(Extracted records)
___
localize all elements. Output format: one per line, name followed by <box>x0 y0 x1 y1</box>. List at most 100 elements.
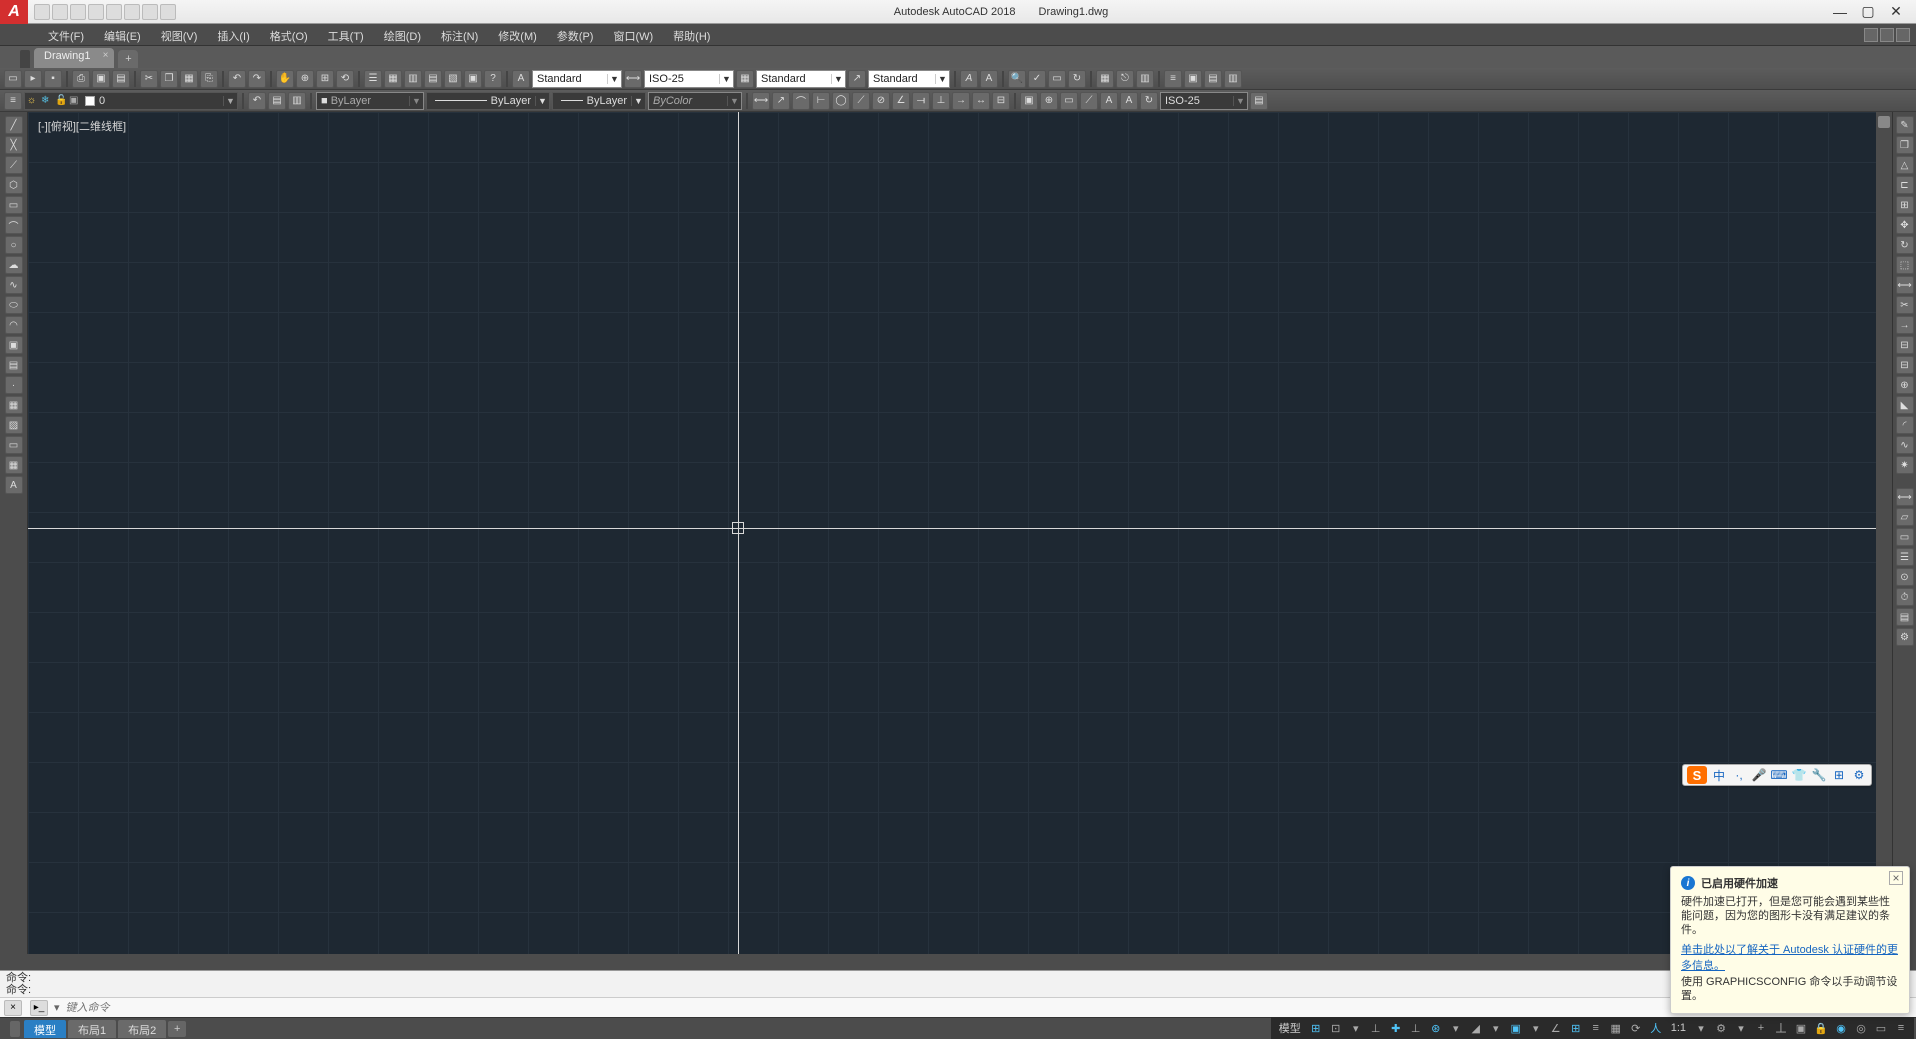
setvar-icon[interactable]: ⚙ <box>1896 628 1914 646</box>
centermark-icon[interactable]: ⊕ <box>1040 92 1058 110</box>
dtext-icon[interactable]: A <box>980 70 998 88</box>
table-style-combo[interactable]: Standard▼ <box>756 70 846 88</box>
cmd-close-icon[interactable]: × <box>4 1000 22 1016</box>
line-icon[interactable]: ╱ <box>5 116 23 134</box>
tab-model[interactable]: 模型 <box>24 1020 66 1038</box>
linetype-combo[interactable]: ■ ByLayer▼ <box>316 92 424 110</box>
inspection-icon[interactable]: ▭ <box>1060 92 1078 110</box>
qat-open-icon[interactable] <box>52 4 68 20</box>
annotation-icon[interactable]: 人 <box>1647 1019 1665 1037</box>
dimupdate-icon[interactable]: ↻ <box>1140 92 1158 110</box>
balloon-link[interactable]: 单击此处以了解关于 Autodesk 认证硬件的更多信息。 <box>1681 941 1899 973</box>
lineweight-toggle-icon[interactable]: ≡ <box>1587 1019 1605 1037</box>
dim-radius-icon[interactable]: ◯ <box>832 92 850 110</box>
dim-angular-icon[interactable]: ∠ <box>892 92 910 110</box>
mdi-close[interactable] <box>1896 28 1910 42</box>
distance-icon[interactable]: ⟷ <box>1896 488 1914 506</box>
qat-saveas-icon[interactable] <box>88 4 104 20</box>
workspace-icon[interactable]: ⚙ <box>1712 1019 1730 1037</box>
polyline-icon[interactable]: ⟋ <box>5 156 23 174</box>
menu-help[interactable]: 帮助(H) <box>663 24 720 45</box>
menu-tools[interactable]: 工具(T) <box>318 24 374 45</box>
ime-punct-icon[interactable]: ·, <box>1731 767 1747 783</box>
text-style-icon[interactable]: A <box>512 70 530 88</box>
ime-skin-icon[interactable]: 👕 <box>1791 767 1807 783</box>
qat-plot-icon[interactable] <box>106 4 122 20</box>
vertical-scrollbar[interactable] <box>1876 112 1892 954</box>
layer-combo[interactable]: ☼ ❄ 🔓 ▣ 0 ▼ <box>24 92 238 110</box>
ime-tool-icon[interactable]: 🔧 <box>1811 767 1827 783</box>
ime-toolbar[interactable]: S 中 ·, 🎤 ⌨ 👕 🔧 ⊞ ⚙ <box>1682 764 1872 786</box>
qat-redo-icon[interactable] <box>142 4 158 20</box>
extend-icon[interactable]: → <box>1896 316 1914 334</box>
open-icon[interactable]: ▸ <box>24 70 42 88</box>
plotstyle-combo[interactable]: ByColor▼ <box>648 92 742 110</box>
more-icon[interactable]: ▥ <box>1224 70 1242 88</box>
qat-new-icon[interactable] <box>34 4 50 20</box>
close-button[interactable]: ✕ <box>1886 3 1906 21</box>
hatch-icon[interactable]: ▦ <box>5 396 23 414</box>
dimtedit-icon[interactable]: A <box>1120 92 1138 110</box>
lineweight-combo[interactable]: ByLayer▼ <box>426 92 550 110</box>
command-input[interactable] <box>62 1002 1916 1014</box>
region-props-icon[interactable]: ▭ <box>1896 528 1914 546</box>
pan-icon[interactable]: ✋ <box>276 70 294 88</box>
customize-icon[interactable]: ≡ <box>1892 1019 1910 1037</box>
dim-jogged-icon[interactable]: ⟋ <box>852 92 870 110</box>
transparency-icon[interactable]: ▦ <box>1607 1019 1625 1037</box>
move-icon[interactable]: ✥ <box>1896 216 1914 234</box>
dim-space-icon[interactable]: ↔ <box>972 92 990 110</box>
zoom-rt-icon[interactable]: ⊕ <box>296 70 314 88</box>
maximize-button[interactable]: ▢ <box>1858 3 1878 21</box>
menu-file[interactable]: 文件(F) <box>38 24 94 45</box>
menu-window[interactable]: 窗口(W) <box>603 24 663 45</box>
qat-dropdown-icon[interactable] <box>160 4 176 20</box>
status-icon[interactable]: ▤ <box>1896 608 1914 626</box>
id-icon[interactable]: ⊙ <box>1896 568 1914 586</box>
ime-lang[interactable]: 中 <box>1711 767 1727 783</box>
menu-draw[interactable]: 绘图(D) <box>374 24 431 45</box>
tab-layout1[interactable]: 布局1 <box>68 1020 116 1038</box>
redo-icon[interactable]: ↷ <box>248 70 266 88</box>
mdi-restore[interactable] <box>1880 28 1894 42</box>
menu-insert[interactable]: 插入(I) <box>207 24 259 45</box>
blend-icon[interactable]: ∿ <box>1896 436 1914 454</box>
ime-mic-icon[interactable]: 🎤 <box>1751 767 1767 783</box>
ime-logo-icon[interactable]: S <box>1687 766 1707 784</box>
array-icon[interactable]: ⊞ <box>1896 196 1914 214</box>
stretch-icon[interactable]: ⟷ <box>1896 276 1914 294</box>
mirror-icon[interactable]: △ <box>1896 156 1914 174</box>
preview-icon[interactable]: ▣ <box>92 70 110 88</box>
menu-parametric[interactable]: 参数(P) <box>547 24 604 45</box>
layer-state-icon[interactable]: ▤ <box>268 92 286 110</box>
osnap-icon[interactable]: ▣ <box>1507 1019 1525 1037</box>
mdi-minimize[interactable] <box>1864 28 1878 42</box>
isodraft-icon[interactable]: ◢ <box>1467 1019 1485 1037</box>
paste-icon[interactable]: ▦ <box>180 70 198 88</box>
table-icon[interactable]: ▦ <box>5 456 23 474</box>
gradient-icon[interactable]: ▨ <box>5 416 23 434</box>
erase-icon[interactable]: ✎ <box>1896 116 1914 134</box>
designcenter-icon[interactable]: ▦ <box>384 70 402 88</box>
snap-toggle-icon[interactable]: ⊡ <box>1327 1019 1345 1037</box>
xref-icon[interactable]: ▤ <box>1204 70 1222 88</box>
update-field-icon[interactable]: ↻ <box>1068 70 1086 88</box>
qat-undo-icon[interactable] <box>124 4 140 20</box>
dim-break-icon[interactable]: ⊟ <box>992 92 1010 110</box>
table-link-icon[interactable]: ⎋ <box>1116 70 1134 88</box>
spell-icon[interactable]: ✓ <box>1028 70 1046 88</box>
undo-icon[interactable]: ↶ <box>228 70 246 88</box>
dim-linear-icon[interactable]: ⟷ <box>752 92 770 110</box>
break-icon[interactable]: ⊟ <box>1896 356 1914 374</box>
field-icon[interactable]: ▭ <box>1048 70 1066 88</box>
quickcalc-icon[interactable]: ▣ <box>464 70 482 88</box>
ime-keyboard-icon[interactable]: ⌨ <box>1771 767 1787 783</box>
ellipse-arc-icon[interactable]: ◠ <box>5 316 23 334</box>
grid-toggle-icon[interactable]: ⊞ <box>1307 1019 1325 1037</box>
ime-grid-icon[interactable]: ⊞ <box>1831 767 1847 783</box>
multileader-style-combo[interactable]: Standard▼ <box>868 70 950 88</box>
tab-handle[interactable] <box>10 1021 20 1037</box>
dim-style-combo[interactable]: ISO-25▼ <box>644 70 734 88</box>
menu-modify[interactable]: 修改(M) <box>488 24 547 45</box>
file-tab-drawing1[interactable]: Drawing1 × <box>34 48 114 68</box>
___
§ DO THIS: Reproduce the records above verbatim, line for line, leaving out any pictures.

§ RESULT:
localize all elements. Output format: one per line, name followed by <box>x0 y0 x1 y1</box>. List at most 100 elements.
setvar-icon[interactable]: ⚙ <box>1896 628 1914 646</box>
centermark-icon[interactable]: ⊕ <box>1040 92 1058 110</box>
dtext-icon[interactable]: A <box>980 70 998 88</box>
table-style-combo[interactable]: Standard▼ <box>756 70 846 88</box>
cmd-close-icon[interactable]: × <box>4 1000 22 1016</box>
line-icon[interactable]: ╱ <box>5 116 23 134</box>
tab-model[interactable]: 模型 <box>24 1020 66 1038</box>
linetype-combo[interactable]: ■ ByLayer▼ <box>316 92 424 110</box>
inspection-icon[interactable]: ▭ <box>1060 92 1078 110</box>
qat-open-icon[interactable] <box>52 4 68 20</box>
annotation-icon[interactable]: 人 <box>1647 1019 1665 1037</box>
dimupdate-icon[interactable]: ↻ <box>1140 92 1158 110</box>
balloon-link[interactable]: 单击此处以了解关于 Autodesk 认证硬件的更多信息。 <box>1681 941 1899 973</box>
lineweight-toggle-icon[interactable]: ≡ <box>1587 1019 1605 1037</box>
dim-radius-icon[interactable]: ◯ <box>832 92 850 110</box>
dim-angular-icon[interactable]: ∠ <box>892 92 910 110</box>
mdi-close[interactable] <box>1896 28 1910 42</box>
distance-icon[interactable]: ⟷ <box>1896 488 1914 506</box>
qat-saveas-icon[interactable] <box>88 4 104 20</box>
workspace-icon[interactable]: ⚙ <box>1712 1019 1730 1037</box>
polyline-icon[interactable]: ⟋ <box>5 156 23 174</box>
menu-help[interactable]: 帮助(H) <box>663 24 720 45</box>
menu-tools[interactable]: 工具(T) <box>318 24 374 45</box>
ime-punct-icon[interactable]: ·, <box>1731 767 1747 783</box>
text-style-icon[interactable]: A <box>512 70 530 88</box>
ime-skin-icon[interactable]: 👕 <box>1791 767 1807 783</box>
qat-plot-icon[interactable] <box>106 4 122 20</box>
vertical-scrollbar[interactable] <box>1876 112 1892 954</box>
layer-combo[interactable]: ☼ ❄ 🔓 ▣ 0 ▼ <box>24 92 238 110</box>
ime-tool-icon[interactable]: 🔧 <box>1811 767 1827 783</box>
ime-toolbar[interactable]: S 中 ·, 🎤 ⌨ 👕 🔧 ⊞ ⚙ <box>1682 764 1872 786</box>
qat-redo-icon[interactable] <box>142 4 158 20</box>
extend-icon[interactable]: → <box>1896 316 1914 334</box>
open-icon[interactable]: ▸ <box>24 70 42 88</box>
plotstyle-combo[interactable]: ByColor▼ <box>648 92 742 110</box>
more-icon[interactable]: ▥ <box>1224 70 1242 88</box>
qat-new-icon[interactable] <box>34 4 50 20</box>
close-button[interactable]: ✕ <box>1886 3 1906 21</box>
hatch-icon[interactable]: ▦ <box>5 396 23 414</box>
dimtedit-icon[interactable]: A <box>1120 92 1138 110</box>
lineweight-combo[interactable]: ByLayer▼ <box>426 92 550 110</box>
command-input[interactable] <box>62 1002 1916 1014</box>
region-props-icon[interactable]: ▭ <box>1896 528 1914 546</box>
pan-icon[interactable]: ✋ <box>276 70 294 88</box>
customize-icon[interactable]: ≡ <box>1892 1019 1910 1037</box>
dim-jogged-icon[interactable]: ⟋ <box>852 92 870 110</box>
transparency-icon[interactable]: ▦ <box>1607 1019 1625 1037</box>
move-icon[interactable]: ✥ <box>1896 216 1914 234</box>
dim-space-icon[interactable]: ↔ <box>972 92 990 110</box>
zoom-rt-icon[interactable]: ⊕ <box>296 70 314 88</box>
maximize-button[interactable]: ▢ <box>1858 3 1878 21</box>
menu-file[interactable]: 文件(F) <box>38 24 94 45</box>
menu-window[interactable]: 窗口(W) <box>603 24 663 45</box>
qat-dropdown-icon[interactable] <box>160 4 176 20</box>
status-icon[interactable]: ▤ <box>1896 608 1914 626</box>
id-icon[interactable]: ⊙ <box>1896 568 1914 586</box>
ime-lang[interactable]: 中 <box>1711 767 1727 783</box>
menu-draw[interactable]: 绘图(D) <box>374 24 431 45</box>
tab-layout1[interactable]: 布局1 <box>68 1020 116 1038</box>
redo-icon[interactable]: ↷ <box>248 70 266 88</box>
mdi-restore[interactable] <box>1880 28 1894 42</box>
menu-insert[interactable]: 插入(I) <box>207 24 259 45</box>
blend-icon[interactable]: ∿ <box>1896 436 1914 454</box>
ime-mic-icon[interactable]: 🎤 <box>1751 767 1767 783</box>
ime-logo-icon[interactable]: S <box>1687 766 1707 784</box>
array-icon[interactable]: ⊞ <box>1896 196 1914 214</box>
stretch-icon[interactable]: ⟷ <box>1896 276 1914 294</box>
mirror-icon[interactable]: △ <box>1896 156 1914 174</box>
preview-icon[interactable]: ▣ <box>92 70 110 88</box>
menu-parametric[interactable]: 参数(P) <box>547 24 604 45</box>
layer-state-icon[interactable]: ▤ <box>268 92 286 110</box>
osnap-icon[interactable]: ▣ <box>1507 1019 1525 1037</box>
mdi-minimize[interactable] <box>1864 28 1878 42</box>
isodraft-icon[interactable]: ◢ <box>1467 1019 1485 1037</box>
paste-icon[interactable]: ▦ <box>180 70 198 88</box>
table-icon[interactable]: ▦ <box>5 456 23 474</box>
gradient-icon[interactable]: ▨ <box>5 416 23 434</box>
erase-icon[interactable]: ✎ <box>1896 116 1914 134</box>
designcenter-icon[interactable]: ▦ <box>384 70 402 88</box>
snap-toggle-icon[interactable]: ⊡ <box>1327 1019 1345 1037</box>
xref-icon[interactable]: ▤ <box>1204 70 1222 88</box>
update-field-icon[interactable]: ↻ <box>1068 70 1086 88</box>
qat-undo-icon[interactable] <box>124 4 140 20</box>
dim-break-icon[interactable]: ⊟ <box>992 92 1010 110</box>
table-link-icon[interactable]: ⎋ <box>1116 70 1134 88</box>
spell-icon[interactable]: ✓ <box>1028 70 1046 88</box>
undo-icon[interactable]: ↶ <box>228 70 246 88</box>
dim-linear-icon[interactable]: ⟷ <box>752 92 770 110</box>
break-icon[interactable]: ⊟ <box>1896 356 1914 374</box>
field-icon[interactable]: ▭ <box>1048 70 1066 88</box>
quickcalc-icon[interactable]: ▣ <box>464 70 482 88</box>
ime-keyboard-icon[interactable]: ⌨ <box>1771 767 1787 783</box>
ellipse-arc-icon[interactable]: ◠ <box>5 316 23 334</box>
grid-toggle-icon[interactable]: ⊞ <box>1307 1019 1325 1037</box>
ime-grid-icon[interactable]: ⊞ <box>1831 767 1847 783</box>
multileader-style-combo[interactable]: Standard▼ <box>868 70 950 88</box>
tab-handle[interactable] <box>10 1021 20 1037</box>
dim-style-combo[interactable]: ISO-25▼ <box>644 70 734 88</box>
menu-modify[interactable]: 修改(M) <box>488 24 547 45</box>
file-tab-drawing1[interactable]: Drawing1 × <box>34 48 114 68</box>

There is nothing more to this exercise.